Stated problem: Could you write out the records below exactly as they appear, leaving out any pictures?

# Supplied information start

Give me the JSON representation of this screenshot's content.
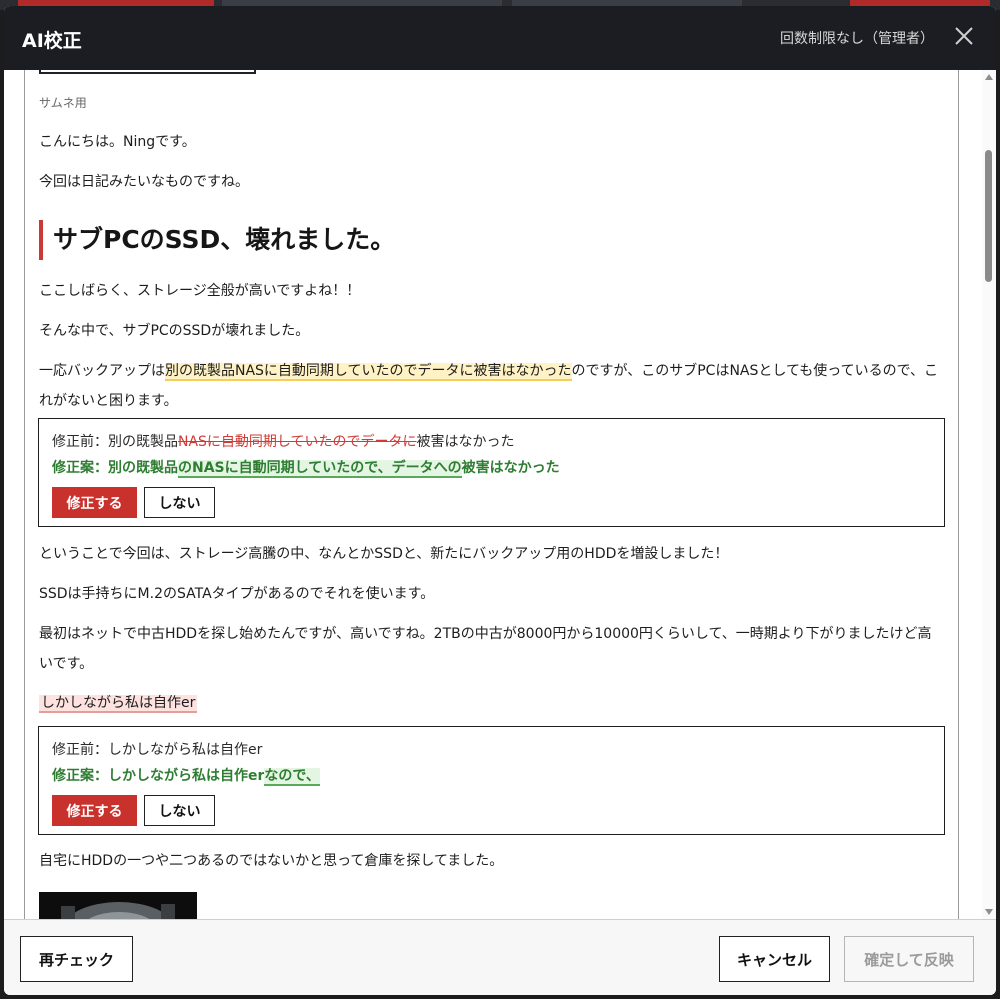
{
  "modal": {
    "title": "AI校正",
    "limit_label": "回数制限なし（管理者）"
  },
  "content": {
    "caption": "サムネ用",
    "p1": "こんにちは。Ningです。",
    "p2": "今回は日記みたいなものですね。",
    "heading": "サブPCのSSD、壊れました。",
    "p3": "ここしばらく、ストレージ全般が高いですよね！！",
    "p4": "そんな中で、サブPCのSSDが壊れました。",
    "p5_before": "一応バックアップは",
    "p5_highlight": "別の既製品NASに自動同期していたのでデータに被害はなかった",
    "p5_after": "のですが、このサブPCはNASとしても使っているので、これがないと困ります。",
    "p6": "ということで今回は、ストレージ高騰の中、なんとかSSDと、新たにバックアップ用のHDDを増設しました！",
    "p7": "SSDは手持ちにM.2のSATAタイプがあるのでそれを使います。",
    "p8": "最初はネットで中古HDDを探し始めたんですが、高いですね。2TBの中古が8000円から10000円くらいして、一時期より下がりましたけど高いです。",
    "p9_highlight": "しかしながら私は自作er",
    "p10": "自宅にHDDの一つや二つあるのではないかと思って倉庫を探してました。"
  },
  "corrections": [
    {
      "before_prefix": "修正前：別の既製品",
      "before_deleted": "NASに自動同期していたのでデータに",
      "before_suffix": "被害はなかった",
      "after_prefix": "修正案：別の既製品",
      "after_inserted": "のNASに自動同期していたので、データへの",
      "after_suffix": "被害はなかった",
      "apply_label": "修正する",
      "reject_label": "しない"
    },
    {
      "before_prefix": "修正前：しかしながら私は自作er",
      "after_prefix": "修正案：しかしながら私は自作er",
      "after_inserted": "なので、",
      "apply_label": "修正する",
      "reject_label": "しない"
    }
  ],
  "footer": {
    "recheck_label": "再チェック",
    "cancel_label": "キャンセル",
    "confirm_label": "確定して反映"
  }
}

# Supplied information end

Finished exercise:
Give me the JSON representation of this screenshot's content.
{
  "modal": {
    "title": "AI校正",
    "limit_label": "回数制限なし（管理者）"
  },
  "content": {
    "caption": "サムネ用",
    "p1": "こんにちは。Ningです。",
    "p2": "今回は日記みたいなものですね。",
    "heading": "サブPCのSSD、壊れました。",
    "p3": "ここしばらく、ストレージ全般が高いですよね！！",
    "p4": "そんな中で、サブPCのSSDが壊れました。",
    "p5_before": "一応バックアップは",
    "p5_highlight": "別の既製品NASに自動同期していたのでデータに被害はなかった",
    "p5_after": "のですが、このサブPCはNASとしても使っているので、これがないと困ります。",
    "p6": "ということで今回は、ストレージ高騰の中、なんとかSSDと、新たにバックアップ用のHDDを増設しました！",
    "p7": "SSDは手持ちにM.2のSATAタイプがあるのでそれを使います。",
    "p8": "最初はネットで中古HDDを探し始めたんですが、高いですね。2TBの中古が8000円から10000円くらいして、一時期より下がりましたけど高いです。",
    "p9_highlight": "しかしながら私は自作er",
    "p10": "自宅にHDDの一つや二つあるのではないかと思って倉庫を探してました。"
  },
  "corrections": [
    {
      "before_prefix": "修正前：別の既製品",
      "before_deleted": "NASに自動同期していたのでデータに",
      "before_suffix": "被害はなかった",
      "after_prefix": "修正案：別の既製品",
      "after_inserted": "のNASに自動同期していたので、データへの",
      "after_suffix": "被害はなかった",
      "apply_label": "修正する",
      "reject_label": "しない"
    },
    {
      "before_prefix": "修正前：しかしながら私は自作er",
      "after_prefix": "修正案：しかしながら私は自作er",
      "after_inserted": "なので、",
      "apply_label": "修正する",
      "reject_label": "しない"
    }
  ],
  "footer": {
    "recheck_label": "再チェック",
    "cancel_label": "キャンセル",
    "confirm_label": "確定して反映"
  }
}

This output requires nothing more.